== WORKING DATA ==
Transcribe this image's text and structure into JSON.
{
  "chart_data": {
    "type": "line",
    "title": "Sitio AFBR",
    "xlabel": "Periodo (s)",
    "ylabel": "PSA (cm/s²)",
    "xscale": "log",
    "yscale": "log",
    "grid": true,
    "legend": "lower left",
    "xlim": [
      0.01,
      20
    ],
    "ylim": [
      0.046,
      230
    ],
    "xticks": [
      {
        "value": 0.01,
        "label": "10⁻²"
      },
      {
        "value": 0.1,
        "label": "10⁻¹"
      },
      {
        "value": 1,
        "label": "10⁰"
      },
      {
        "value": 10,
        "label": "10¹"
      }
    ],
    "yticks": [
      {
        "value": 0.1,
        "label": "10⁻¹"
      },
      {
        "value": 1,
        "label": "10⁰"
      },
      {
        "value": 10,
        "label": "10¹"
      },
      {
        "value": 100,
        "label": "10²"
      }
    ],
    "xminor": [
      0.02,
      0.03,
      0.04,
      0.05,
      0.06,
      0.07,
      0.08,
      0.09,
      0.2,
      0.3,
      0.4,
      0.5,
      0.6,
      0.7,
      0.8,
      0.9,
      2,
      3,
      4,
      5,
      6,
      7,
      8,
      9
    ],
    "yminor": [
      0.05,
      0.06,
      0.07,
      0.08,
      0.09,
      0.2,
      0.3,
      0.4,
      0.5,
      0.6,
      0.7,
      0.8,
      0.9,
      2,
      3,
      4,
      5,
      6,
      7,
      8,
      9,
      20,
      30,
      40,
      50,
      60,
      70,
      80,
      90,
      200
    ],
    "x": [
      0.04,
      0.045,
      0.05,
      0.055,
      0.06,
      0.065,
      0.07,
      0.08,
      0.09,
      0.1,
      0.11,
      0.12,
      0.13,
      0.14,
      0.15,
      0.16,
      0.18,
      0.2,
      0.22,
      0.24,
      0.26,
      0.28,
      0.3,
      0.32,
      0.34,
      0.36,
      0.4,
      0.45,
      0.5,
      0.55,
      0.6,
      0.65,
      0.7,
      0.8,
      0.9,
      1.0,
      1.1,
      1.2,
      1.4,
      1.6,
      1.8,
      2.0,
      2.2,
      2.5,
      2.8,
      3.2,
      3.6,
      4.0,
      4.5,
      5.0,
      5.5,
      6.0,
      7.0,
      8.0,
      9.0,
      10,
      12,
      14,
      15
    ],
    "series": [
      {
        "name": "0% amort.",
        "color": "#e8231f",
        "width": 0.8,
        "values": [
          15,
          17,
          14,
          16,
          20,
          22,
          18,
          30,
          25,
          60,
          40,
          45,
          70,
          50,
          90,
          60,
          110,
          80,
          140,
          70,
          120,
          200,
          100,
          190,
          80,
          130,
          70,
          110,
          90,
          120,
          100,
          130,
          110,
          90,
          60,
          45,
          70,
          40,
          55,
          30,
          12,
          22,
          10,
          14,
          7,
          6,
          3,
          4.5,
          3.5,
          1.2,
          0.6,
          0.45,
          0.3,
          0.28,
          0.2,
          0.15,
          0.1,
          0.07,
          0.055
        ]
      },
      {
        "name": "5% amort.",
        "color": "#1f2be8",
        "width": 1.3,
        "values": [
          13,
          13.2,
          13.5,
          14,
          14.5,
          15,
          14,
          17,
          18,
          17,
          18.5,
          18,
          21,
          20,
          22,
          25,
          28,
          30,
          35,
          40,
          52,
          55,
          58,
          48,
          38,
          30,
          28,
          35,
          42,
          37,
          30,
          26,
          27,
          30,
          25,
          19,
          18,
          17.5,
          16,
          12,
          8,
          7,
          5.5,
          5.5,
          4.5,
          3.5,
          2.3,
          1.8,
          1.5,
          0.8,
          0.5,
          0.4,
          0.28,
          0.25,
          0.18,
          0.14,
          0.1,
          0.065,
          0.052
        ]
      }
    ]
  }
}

== SET TASK ==
Give the entries again in full, exactly as they are written.

== ANSWER BELOW ==
Transcribe this image's text and structure into JSON.
{
  "chart_data": {
    "type": "line",
    "title": "Sitio AFBR",
    "xlabel": "Periodo (s)",
    "ylabel": "PSA (cm/s²)",
    "xscale": "log",
    "yscale": "log",
    "grid": true,
    "legend": "lower left",
    "xlim": [
      0.01,
      20
    ],
    "ylim": [
      0.046,
      230
    ],
    "xticks": [
      {
        "value": 0.01,
        "label": "10⁻²"
      },
      {
        "value": 0.1,
        "label": "10⁻¹"
      },
      {
        "value": 1,
        "label": "10⁰"
      },
      {
        "value": 10,
        "label": "10¹"
      }
    ],
    "yticks": [
      {
        "value": 0.1,
        "label": "10⁻¹"
      },
      {
        "value": 1,
        "label": "10⁰"
      },
      {
        "value": 10,
        "label": "10¹"
      },
      {
        "value": 100,
        "label": "10²"
      }
    ],
    "xminor": [
      0.02,
      0.03,
      0.04,
      0.05,
      0.06,
      0.07,
      0.08,
      0.09,
      0.2,
      0.3,
      0.4,
      0.5,
      0.6,
      0.7,
      0.8,
      0.9,
      2,
      3,
      4,
      5,
      6,
      7,
      8,
      9
    ],
    "yminor": [
      0.05,
      0.06,
      0.07,
      0.08,
      0.09,
      0.2,
      0.3,
      0.4,
      0.5,
      0.6,
      0.7,
      0.8,
      0.9,
      2,
      3,
      4,
      5,
      6,
      7,
      8,
      9,
      20,
      30,
      40,
      50,
      60,
      70,
      80,
      90,
      200
    ],
    "x": [
      0.04,
      0.045,
      0.05,
      0.055,
      0.06,
      0.065,
      0.07,
      0.08,
      0.09,
      0.1,
      0.11,
      0.12,
      0.13,
      0.14,
      0.15,
      0.16,
      0.18,
      0.2,
      0.22,
      0.24,
      0.26,
      0.28,
      0.3,
      0.32,
      0.34,
      0.36,
      0.4,
      0.45,
      0.5,
      0.55,
      0.6,
      0.65,
      0.7,
      0.8,
      0.9,
      1.0,
      1.1,
      1.2,
      1.4,
      1.6,
      1.8,
      2.0,
      2.2,
      2.5,
      2.8,
      3.2,
      3.6,
      4.0,
      4.5,
      5.0,
      5.5,
      6.0,
      7.0,
      8.0,
      9.0,
      10,
      12,
      14,
      15
    ],
    "series": [
      {
        "name": "0% amort.",
        "color": "#e8231f",
        "width": 0.8,
        "values": [
          15,
          17,
          14,
          16,
          20,
          22,
          18,
          30,
          25,
          60,
          40,
          45,
          70,
          50,
          90,
          60,
          110,
          80,
          140,
          70,
          120,
          200,
          100,
          190,
          80,
          130,
          70,
          110,
          90,
          120,
          100,
          130,
          110,
          90,
          60,
          45,
          70,
          40,
          55,
          30,
          12,
          22,
          10,
          14,
          7,
          6,
          3,
          4.5,
          3.5,
          1.2,
          0.6,
          0.45,
          0.3,
          0.28,
          0.2,
          0.15,
          0.1,
          0.07,
          0.055
        ]
      },
      {
        "name": "5% amort.",
        "color": "#1f2be8",
        "width": 1.3,
        "values": [
          13,
          13.2,
          13.5,
          14,
          14.5,
          15,
          14,
          17,
          18,
          17,
          18.5,
          18,
          21,
          20,
          22,
          25,
          28,
          30,
          35,
          40,
          52,
          55,
          58,
          48,
          38,
          30,
          28,
          35,
          42,
          37,
          30,
          26,
          27,
          30,
          25,
          19,
          18,
          17.5,
          16,
          12,
          8,
          7,
          5.5,
          5.5,
          4.5,
          3.5,
          2.3,
          1.8,
          1.5,
          0.8,
          0.5,
          0.4,
          0.28,
          0.25,
          0.18,
          0.14,
          0.1,
          0.065,
          0.052
        ]
      }
    ]
  }
}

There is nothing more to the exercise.